Copy out the listing in full, exactly as written, but not its pictures.

- _DATASET CONTENT_
····················
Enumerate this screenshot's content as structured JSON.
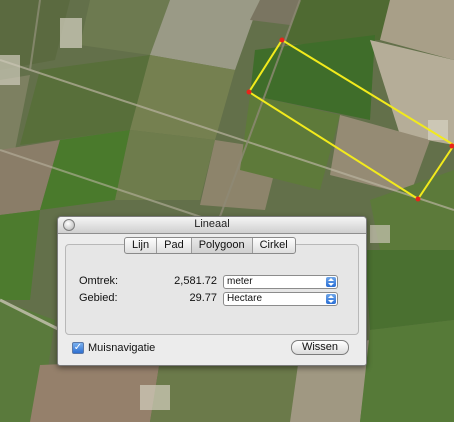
{
  "window": {
    "title": "Lineaal"
  },
  "tabs": [
    "Lijn",
    "Pad",
    "Polygoon",
    "Cirkel"
  ],
  "measurements": {
    "perimeter": {
      "label": "Omtrek:",
      "value": "2,581.72",
      "unit": "meter"
    },
    "area": {
      "label": "Gebied:",
      "value": "29.77",
      "unit": "Hectare"
    }
  },
  "options": {
    "mouse_navigation_label": "Muisnavigatie",
    "mouse_navigation_checked": true
  },
  "buttons": {
    "clear_label": "Wissen"
  },
  "colors": {
    "polygon_stroke": "#f2ea1c",
    "vertex": "#e8241a"
  }
}
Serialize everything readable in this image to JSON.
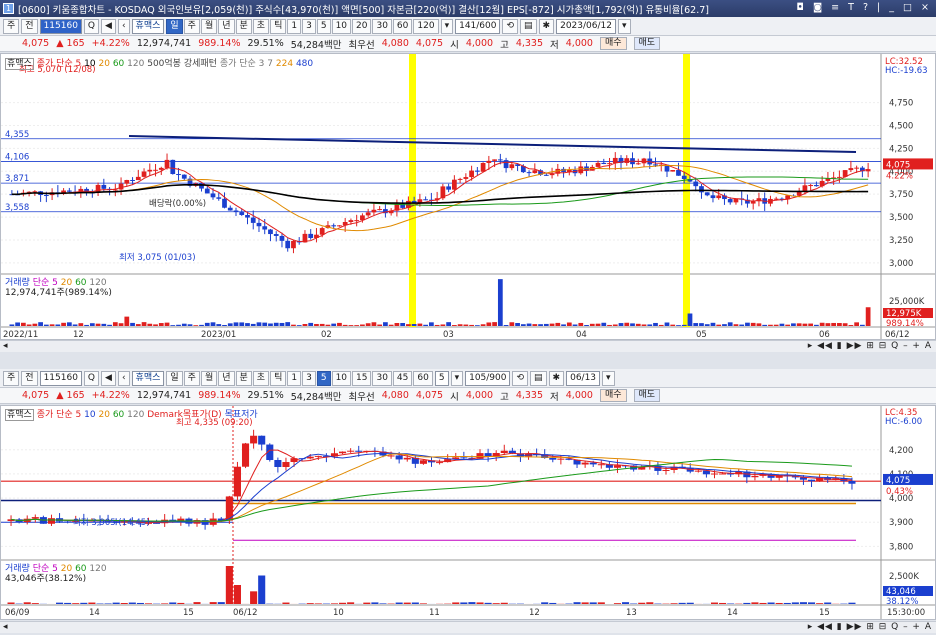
{
  "window": {
    "title": "[0600] 키움종합차트 - KOSDAQ 외국인보유[2,059(천)] 주식수[43,970(천)] 액면[500] 자본금[220(억)] 결산[12월] EPS[-872] 시가총액[1,792(억)] 유통비율[62.7]",
    "icon": "1",
    "controls": "◘ ◙ ≡ T ? | _ □ ×"
  },
  "top": {
    "toolbar": {
      "select_a": "주",
      "select_b": "전",
      "code": "115160",
      "name": "휴맥스",
      "periods": [
        "일",
        "주",
        "월",
        "년",
        "분",
        "초",
        "틱",
        "1",
        "3",
        "5",
        "10",
        "20",
        "30",
        "60",
        "120"
      ],
      "period_selected": "일",
      "count": "141/600",
      "date": "2023/06/12"
    },
    "quote": {
      "price": "4,075",
      "change": "▲ 165",
      "rate": "+4.22%",
      "volume": "12,974,741",
      "vol_ratio": "989.14%",
      "turnover": "29.51%",
      "amount": "54,284백만",
      "pref_label": "최우선",
      "ask": "4,080",
      "bid": "4,075",
      "open_label": "시",
      "open": "4,000",
      "high_label": "고",
      "high": "4,335",
      "low_label": "저",
      "low": "4,000",
      "buy": "매수",
      "sell": "매도"
    },
    "price_legend": [
      "휴맥스",
      "종가 단순 5",
      "10",
      "20",
      "60",
      "120",
      "500억봉 강세패턴",
      "종가 단순 3",
      "7",
      "224",
      "480"
    ],
    "annotations": {
      "high": "최고 5,070 (12/08)",
      "low": "최저 3,075 (01/03)",
      "dividend": "배당락(0.00%)",
      "line1": "4,355",
      "line2": "4,106",
      "line3": "3,871",
      "line4": "3,558"
    },
    "right_labels": {
      "lc": "LC:32.52",
      "hc": "HC:-19.63",
      "price_tag": "4,075",
      "pct_tag": "4.22%"
    },
    "y_ticks": [
      "4,750",
      "4,500",
      "4,250",
      "4,000",
      "3,750",
      "3,500",
      "3,250",
      "3,000"
    ],
    "volume_legend": [
      "거래량",
      "단순 5",
      "20",
      "60",
      "120"
    ],
    "volume_text": "12,974,741주(989.14%)",
    "volume_ticks": [
      "25,000K"
    ],
    "volume_tags": [
      "12,975K",
      "989.14%"
    ],
    "x_labels": [
      "2022/11",
      "12",
      "2023/01",
      "02",
      "03",
      "04",
      "05",
      "06",
      "06/12"
    ]
  },
  "bottom": {
    "toolbar": {
      "select_a": "주",
      "select_b": "전",
      "code": "115160",
      "name": "휴맥스",
      "periods": [
        "일",
        "주",
        "월",
        "년",
        "분",
        "초",
        "틱",
        "1",
        "3",
        "5",
        "10",
        "15",
        "30",
        "45",
        "60"
      ],
      "period_selected": "5",
      "interval": "5",
      "count": "105/900",
      "date": "06/13"
    },
    "quote": {
      "price": "4,075",
      "change": "▲ 165",
      "rate": "+4.22%",
      "volume": "12,974,741",
      "vol_ratio": "989.14%",
      "turnover": "29.51%",
      "amount": "54,284백만",
      "pref_label": "최우선",
      "ask": "4,080",
      "bid": "4,075",
      "open_label": "시",
      "open": "4,000",
      "high_label": "고",
      "high": "4,335",
      "low_label": "저",
      "low": "4,000",
      "buy": "매수",
      "sell": "매도"
    },
    "price_legend": [
      "휴맥스",
      "종가 단순 5",
      "10",
      "20",
      "60",
      "120",
      "Demark목표가(D)",
      "목표저가"
    ],
    "annotations": {
      "high": "최고 4,335 (09:20)",
      "low": "최저 3,905 (14:45)"
    },
    "right_labels": {
      "lc": "LC:4.35",
      "hc": "HC:-6.00",
      "price_tag": "4,075",
      "pct_tag": "0.43%"
    },
    "y_ticks": [
      "4,200",
      "4,100",
      "4,000",
      "3,900",
      "3,800"
    ],
    "volume_legend": [
      "거래량",
      "단순 5",
      "20",
      "60",
      "120"
    ],
    "volume_text": "43,046주(38.12%)",
    "volume_ticks": [
      "2,500K"
    ],
    "volume_tags": [
      "43,046",
      "38.12%"
    ],
    "x_labels": [
      "06/09",
      "14",
      "15",
      "06/12",
      "10",
      "11",
      "12",
      "13",
      "14",
      "15",
      "15:30:00"
    ]
  },
  "colors": {
    "up": "#e0201f",
    "down": "#1b3fcf",
    "highlight": "#ffff00",
    "accent": "#3167c5"
  }
}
····················
- _IN RESPONSE_
Enumerate this screenshot's content as structured JSON.
{
  "window": {
    "title": "Lineaal"
  },
  "tabs": [
    "Lijn",
    "Pad",
    "Polygoon",
    "Cirkel"
  ],
  "measurements": {
    "perimeter": {
      "label": "Omtrek:",
      "value": "2,581.72",
      "unit": "meter"
    },
    "area": {
      "label": "Gebied:",
      "value": "29.77",
      "unit": "Hectare"
    }
  },
  "options": {
    "mouse_navigation_label": "Muisnavigatie",
    "mouse_navigation_checked": true
  },
  "buttons": {
    "clear_label": "Wissen"
  },
  "colors": {
    "polygon_stroke": "#f2ea1c",
    "vertex": "#e8241a"
  }
}
Serialize everything readable in this image to JSON.
{
  "window": {
    "title": "[0600] 키움종합차트 - KOSDAQ 외국인보유[2,059(천)] 주식수[43,970(천)] 액면[500] 자본금[220(억)] 결산[12월] EPS[-872] 시가총액[1,792(억)] 유통비율[62.7]",
    "icon": "1",
    "controls": "◘ ◙ ≡ T ? | _ □ ×"
  },
  "top": {
    "toolbar": {
      "select_a": "주",
      "select_b": "전",
      "code": "115160",
      "name": "휴맥스",
      "periods": [
        "일",
        "주",
        "월",
        "년",
        "분",
        "초",
        "틱",
        "1",
        "3",
        "5",
        "10",
        "20",
        "30",
        "60",
        "120"
      ],
      "period_selected": "일",
      "count": "141/600",
      "date": "2023/06/12"
    },
    "quote": {
      "price": "4,075",
      "change": "▲ 165",
      "rate": "+4.22%",
      "volume": "12,974,741",
      "vol_ratio": "989.14%",
      "turnover": "29.51%",
      "amount": "54,284백만",
      "pref_label": "최우선",
      "ask": "4,080",
      "bid": "4,075",
      "open_label": "시",
      "open": "4,000",
      "high_label": "고",
      "high": "4,335",
      "low_label": "저",
      "low": "4,000",
      "buy": "매수",
      "sell": "매도"
    },
    "price_legend": [
      "휴맥스",
      "종가 단순 5",
      "10",
      "20",
      "60",
      "120",
      "500억봉 강세패턴",
      "종가 단순 3",
      "7",
      "224",
      "480"
    ],
    "annotations": {
      "high": "최고 5,070 (12/08)",
      "low": "최저 3,075 (01/03)",
      "dividend": "배당락(0.00%)",
      "line1": "4,355",
      "line2": "4,106",
      "line3": "3,871",
      "line4": "3,558"
    },
    "right_labels": {
      "lc": "LC:32.52",
      "hc": "HC:-19.63",
      "price_tag": "4,075",
      "pct_tag": "4.22%"
    },
    "y_ticks": [
      "4,750",
      "4,500",
      "4,250",
      "4,000",
      "3,750",
      "3,500",
      "3,250",
      "3,000"
    ],
    "volume_legend": [
      "거래량",
      "단순 5",
      "20",
      "60",
      "120"
    ],
    "volume_text": "12,974,741주(989.14%)",
    "volume_ticks": [
      "25,000K"
    ],
    "volume_tags": [
      "12,975K",
      "989.14%"
    ],
    "x_labels": [
      "2022/11",
      "12",
      "2023/01",
      "02",
      "03",
      "04",
      "05",
      "06",
      "06/12"
    ]
  },
  "bottom": {
    "toolbar": {
      "select_a": "주",
      "select_b": "전",
      "code": "115160",
      "name": "휴맥스",
      "periods": [
        "일",
        "주",
        "월",
        "년",
        "분",
        "초",
        "틱",
        "1",
        "3",
        "5",
        "10",
        "15",
        "30",
        "45",
        "60"
      ],
      "period_selected": "5",
      "interval": "5",
      "count": "105/900",
      "date": "06/13"
    },
    "quote": {
      "price": "4,075",
      "change": "▲ 165",
      "rate": "+4.22%",
      "volume": "12,974,741",
      "vol_ratio": "989.14%",
      "turnover": "29.51%",
      "amount": "54,284백만",
      "pref_label": "최우선",
      "ask": "4,080",
      "bid": "4,075",
      "open_label": "시",
      "open": "4,000",
      "high_label": "고",
      "high": "4,335",
      "low_label": "저",
      "low": "4,000",
      "buy": "매수",
      "sell": "매도"
    },
    "price_legend": [
      "휴맥스",
      "종가 단순 5",
      "10",
      "20",
      "60",
      "120",
      "Demark목표가(D)",
      "목표저가"
    ],
    "annotations": {
      "high": "최고 4,335 (09:20)",
      "low": "최저 3,905 (14:45)"
    },
    "right_labels": {
      "lc": "LC:4.35",
      "hc": "HC:-6.00",
      "price_tag": "4,075",
      "pct_tag": "0.43%"
    },
    "y_ticks": [
      "4,200",
      "4,100",
      "4,000",
      "3,900",
      "3,800"
    ],
    "volume_legend": [
      "거래량",
      "단순 5",
      "20",
      "60",
      "120"
    ],
    "volume_text": "43,046주(38.12%)",
    "volume_ticks": [
      "2,500K"
    ],
    "volume_tags": [
      "43,046",
      "38.12%"
    ],
    "x_labels": [
      "06/09",
      "14",
      "15",
      "06/12",
      "10",
      "11",
      "12",
      "13",
      "14",
      "15",
      "15:30:00"
    ]
  },
  "colors": {
    "up": "#e0201f",
    "down": "#1b3fcf",
    "highlight": "#ffff00",
    "accent": "#3167c5"
  }
}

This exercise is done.